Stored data
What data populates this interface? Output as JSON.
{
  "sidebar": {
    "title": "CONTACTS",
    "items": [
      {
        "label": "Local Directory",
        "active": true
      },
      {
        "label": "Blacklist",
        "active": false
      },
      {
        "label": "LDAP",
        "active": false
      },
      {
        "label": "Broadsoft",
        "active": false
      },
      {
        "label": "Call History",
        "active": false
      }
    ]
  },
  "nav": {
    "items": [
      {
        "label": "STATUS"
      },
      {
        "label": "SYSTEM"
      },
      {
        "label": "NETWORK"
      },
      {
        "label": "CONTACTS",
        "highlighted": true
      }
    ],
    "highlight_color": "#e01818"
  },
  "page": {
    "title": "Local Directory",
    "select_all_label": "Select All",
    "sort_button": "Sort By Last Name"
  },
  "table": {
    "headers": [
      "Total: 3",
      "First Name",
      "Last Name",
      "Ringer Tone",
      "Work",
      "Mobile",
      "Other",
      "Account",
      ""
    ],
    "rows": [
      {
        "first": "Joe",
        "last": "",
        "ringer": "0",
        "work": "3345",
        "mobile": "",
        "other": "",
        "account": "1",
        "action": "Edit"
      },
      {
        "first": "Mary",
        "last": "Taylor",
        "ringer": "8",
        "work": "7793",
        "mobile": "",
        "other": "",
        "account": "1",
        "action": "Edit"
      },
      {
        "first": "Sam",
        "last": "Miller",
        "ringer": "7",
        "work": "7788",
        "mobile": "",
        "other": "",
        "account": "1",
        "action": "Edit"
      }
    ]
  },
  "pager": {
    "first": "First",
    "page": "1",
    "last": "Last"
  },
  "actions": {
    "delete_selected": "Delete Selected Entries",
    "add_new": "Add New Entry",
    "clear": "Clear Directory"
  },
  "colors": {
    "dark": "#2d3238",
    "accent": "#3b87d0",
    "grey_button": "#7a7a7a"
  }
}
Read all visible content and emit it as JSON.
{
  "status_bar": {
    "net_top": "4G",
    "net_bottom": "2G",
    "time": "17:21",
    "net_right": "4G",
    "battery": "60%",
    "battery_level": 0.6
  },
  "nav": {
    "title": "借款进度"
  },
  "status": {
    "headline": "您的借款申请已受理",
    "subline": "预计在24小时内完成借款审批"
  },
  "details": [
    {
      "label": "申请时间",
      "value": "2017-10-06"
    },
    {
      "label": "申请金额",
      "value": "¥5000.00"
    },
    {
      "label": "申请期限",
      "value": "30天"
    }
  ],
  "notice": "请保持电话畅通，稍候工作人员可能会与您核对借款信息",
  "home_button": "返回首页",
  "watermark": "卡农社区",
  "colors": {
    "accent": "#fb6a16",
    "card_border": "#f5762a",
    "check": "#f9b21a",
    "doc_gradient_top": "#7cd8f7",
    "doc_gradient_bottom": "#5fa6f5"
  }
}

● **WRITTEN TASK**
Reproduce, word for word, only the lines from the one that contains "Read all visible content and emit it as JSON." through the final line.

● **SOLUTION TO THIS EXERCISE**
Read all visible content and emit it as JSON.
{
  "status_bar": {
    "net_top": "4G",
    "net_bottom": "2G",
    "time": "17:21",
    "net_right": "4G",
    "battery": "60%",
    "battery_level": 0.6
  },
  "nav": {
    "title": "借款进度"
  },
  "status": {
    "headline": "您的借款申请已受理",
    "subline": "预计在24小时内完成借款审批"
  },
  "details": [
    {
      "label": "申请时间",
      "value": "2017-10-06"
    },
    {
      "label": "申请金额",
      "value": "¥5000.00"
    },
    {
      "label": "申请期限",
      "value": "30天"
    }
  ],
  "notice": "请保持电话畅通，稍候工作人员可能会与您核对借款信息",
  "home_button": "返回首页",
  "watermark": "卡农社区",
  "colors": {
    "accent": "#fb6a16",
    "card_border": "#f5762a",
    "check": "#f9b21a",
    "doc_gradient_top": "#7cd8f7",
    "doc_gradient_bottom": "#5fa6f5"
  }
}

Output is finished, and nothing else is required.